WORK REQUIRED. Would you pull out every line of the material that contains the string "source"?

PROVIDED MATERIAL.
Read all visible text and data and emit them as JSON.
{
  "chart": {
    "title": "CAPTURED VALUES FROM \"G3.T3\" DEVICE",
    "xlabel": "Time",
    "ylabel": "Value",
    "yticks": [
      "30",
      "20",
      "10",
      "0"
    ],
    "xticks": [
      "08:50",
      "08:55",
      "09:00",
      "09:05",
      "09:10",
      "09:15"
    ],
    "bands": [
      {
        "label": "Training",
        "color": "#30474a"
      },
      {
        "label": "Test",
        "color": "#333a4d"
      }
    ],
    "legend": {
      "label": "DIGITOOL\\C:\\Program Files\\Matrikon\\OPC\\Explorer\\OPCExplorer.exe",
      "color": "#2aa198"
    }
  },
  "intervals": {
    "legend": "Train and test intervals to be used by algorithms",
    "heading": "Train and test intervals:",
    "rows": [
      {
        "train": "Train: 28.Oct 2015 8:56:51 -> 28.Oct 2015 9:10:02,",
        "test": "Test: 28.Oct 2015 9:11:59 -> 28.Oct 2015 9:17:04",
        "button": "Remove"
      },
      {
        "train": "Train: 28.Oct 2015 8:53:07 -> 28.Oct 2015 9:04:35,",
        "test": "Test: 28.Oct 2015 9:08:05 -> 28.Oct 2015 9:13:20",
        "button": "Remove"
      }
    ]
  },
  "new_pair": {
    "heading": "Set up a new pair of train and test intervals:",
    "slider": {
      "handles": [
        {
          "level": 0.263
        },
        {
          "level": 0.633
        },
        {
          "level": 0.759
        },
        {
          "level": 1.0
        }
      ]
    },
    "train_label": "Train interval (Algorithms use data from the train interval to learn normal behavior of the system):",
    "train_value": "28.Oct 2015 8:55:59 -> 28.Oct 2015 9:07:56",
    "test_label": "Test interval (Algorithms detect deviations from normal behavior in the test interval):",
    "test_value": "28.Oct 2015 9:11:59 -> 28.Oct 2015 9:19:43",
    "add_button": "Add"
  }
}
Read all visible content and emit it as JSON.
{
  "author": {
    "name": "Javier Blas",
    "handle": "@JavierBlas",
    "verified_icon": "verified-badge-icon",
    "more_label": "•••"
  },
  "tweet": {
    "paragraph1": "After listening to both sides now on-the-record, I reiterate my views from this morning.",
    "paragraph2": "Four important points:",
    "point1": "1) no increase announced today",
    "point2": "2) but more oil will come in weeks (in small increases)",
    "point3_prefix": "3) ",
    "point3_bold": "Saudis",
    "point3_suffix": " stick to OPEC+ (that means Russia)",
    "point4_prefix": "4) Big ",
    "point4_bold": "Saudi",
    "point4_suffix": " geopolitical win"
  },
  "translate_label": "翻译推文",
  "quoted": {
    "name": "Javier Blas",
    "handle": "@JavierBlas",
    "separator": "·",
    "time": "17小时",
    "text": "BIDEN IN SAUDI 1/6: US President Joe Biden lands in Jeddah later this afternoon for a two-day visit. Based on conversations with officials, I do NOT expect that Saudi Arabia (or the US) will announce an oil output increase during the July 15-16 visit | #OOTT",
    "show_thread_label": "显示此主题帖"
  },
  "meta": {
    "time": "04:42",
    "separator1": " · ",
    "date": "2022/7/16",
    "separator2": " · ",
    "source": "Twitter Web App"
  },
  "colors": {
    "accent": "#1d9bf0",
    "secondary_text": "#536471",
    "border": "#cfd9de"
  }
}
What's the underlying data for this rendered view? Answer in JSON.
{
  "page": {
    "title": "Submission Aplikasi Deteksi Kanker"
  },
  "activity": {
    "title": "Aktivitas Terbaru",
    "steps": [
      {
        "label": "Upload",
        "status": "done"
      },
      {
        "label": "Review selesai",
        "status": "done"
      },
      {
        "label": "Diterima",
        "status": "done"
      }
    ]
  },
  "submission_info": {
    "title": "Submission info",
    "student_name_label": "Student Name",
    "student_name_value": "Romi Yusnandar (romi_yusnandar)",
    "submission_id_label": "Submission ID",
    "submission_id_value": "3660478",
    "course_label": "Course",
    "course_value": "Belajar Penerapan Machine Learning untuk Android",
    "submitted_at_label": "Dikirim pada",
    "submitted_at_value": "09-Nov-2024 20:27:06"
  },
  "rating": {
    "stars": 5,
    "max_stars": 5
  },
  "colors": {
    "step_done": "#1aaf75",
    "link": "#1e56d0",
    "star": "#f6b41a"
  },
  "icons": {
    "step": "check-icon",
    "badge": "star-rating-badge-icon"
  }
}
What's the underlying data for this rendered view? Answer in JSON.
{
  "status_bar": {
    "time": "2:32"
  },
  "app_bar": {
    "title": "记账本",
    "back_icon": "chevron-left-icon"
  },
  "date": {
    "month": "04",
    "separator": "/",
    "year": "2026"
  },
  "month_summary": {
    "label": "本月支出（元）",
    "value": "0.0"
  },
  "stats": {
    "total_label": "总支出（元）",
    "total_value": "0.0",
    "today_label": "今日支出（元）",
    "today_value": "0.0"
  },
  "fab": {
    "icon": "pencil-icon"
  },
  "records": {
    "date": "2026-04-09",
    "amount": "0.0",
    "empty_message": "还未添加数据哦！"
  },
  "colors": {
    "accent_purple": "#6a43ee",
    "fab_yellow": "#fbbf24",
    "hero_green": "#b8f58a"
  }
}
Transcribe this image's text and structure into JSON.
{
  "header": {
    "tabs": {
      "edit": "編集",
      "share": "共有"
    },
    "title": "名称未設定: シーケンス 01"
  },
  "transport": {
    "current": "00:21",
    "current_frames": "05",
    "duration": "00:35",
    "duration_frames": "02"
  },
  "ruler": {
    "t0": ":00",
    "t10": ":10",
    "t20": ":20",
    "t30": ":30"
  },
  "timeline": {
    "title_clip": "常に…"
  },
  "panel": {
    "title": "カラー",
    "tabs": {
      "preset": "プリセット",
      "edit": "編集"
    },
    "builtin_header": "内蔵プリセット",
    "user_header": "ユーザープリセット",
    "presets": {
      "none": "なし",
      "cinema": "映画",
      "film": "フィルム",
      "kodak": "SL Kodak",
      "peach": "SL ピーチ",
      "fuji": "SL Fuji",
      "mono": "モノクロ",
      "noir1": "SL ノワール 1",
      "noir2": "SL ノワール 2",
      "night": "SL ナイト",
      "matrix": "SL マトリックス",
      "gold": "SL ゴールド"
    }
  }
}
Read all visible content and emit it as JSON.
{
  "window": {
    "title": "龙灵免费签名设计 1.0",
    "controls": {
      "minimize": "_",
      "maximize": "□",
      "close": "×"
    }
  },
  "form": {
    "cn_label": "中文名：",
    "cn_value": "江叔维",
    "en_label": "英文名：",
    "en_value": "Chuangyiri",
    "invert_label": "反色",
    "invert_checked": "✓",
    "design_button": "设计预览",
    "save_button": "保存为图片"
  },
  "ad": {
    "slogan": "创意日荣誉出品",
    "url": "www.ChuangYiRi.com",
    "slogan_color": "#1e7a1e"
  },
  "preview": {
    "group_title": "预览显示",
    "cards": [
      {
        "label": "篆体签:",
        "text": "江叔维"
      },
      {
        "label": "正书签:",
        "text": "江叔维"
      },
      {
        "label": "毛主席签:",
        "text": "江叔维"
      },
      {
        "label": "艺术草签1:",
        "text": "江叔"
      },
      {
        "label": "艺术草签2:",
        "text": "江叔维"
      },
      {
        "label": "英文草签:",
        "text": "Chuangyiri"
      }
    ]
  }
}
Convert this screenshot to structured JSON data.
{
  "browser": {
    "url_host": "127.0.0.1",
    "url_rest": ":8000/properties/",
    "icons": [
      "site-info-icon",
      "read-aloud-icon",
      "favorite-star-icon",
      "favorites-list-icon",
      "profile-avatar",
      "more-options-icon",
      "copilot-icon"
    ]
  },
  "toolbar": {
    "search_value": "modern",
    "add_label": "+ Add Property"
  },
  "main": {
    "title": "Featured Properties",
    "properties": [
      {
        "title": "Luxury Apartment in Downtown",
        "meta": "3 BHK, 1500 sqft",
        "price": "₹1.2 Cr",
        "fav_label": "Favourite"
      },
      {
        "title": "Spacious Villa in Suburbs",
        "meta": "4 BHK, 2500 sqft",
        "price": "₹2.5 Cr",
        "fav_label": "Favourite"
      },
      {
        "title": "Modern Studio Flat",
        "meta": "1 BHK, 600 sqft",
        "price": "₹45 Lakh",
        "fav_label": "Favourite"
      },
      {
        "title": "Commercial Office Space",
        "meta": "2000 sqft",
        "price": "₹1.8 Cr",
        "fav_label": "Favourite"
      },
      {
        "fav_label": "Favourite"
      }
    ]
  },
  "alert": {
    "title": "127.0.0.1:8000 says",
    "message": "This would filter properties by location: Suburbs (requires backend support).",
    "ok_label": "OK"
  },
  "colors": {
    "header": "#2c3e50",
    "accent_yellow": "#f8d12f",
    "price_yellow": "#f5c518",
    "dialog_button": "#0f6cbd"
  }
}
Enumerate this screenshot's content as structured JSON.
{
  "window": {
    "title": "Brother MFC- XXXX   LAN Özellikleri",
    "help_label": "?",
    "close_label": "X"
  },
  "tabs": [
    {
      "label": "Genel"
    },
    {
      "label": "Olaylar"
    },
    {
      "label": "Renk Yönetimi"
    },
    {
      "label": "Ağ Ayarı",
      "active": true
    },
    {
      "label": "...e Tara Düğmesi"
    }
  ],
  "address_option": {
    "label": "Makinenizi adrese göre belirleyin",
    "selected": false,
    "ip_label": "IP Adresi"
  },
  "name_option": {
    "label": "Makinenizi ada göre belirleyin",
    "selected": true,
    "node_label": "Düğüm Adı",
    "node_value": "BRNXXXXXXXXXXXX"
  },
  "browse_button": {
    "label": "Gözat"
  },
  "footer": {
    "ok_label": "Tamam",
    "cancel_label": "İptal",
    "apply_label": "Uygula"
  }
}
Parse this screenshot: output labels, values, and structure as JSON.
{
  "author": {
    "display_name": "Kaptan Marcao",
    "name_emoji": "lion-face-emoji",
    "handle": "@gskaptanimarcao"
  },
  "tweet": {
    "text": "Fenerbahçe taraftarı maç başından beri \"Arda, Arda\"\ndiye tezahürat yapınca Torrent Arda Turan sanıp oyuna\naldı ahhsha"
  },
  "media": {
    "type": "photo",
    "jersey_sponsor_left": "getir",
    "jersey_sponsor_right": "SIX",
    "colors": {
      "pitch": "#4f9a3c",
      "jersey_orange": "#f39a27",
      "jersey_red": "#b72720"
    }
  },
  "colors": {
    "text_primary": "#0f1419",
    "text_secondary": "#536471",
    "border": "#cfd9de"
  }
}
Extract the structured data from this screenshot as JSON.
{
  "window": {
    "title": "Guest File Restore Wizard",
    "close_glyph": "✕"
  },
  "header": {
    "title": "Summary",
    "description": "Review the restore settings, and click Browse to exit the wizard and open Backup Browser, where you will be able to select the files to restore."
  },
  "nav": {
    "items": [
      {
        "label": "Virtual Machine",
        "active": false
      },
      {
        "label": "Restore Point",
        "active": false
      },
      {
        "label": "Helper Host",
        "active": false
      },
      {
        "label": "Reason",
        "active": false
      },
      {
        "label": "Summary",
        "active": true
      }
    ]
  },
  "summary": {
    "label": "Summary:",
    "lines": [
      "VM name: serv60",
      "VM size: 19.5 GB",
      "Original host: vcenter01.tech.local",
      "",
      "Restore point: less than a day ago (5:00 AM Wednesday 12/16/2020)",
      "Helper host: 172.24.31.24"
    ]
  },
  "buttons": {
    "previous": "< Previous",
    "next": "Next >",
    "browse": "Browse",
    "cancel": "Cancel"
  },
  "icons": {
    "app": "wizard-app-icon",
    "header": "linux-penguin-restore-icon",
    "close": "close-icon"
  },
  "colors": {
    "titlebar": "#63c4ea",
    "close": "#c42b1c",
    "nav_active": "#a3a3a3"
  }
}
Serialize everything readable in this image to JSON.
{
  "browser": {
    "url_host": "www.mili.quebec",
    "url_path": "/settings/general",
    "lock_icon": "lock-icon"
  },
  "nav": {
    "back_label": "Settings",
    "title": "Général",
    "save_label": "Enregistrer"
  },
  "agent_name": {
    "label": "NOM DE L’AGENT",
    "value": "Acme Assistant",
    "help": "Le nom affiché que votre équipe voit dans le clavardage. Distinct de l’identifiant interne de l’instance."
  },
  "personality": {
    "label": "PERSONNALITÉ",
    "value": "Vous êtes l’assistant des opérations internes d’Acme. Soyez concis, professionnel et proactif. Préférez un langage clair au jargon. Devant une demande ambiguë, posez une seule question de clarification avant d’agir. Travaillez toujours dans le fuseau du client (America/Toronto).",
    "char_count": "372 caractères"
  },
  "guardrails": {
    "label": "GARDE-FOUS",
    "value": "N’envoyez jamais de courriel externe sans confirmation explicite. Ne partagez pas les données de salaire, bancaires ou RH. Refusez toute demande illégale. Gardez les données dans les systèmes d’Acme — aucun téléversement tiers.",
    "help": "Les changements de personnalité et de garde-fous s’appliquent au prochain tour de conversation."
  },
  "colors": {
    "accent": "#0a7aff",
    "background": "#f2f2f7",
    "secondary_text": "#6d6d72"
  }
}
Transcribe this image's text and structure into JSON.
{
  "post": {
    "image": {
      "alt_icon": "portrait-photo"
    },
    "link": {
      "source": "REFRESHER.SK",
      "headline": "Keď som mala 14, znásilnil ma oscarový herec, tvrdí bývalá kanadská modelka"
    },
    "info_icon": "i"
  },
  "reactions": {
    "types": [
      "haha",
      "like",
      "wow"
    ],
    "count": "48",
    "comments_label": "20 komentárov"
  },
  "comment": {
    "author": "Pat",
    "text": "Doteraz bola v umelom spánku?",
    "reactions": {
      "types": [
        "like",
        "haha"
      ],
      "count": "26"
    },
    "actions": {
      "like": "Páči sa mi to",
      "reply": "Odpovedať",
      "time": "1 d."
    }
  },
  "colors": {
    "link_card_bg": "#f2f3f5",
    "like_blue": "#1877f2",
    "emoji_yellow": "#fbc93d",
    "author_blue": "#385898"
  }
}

SOLUTION TO THE EXERCISE.
    "source": "Twitter Web App"
      "source": "REFRESHER.SK",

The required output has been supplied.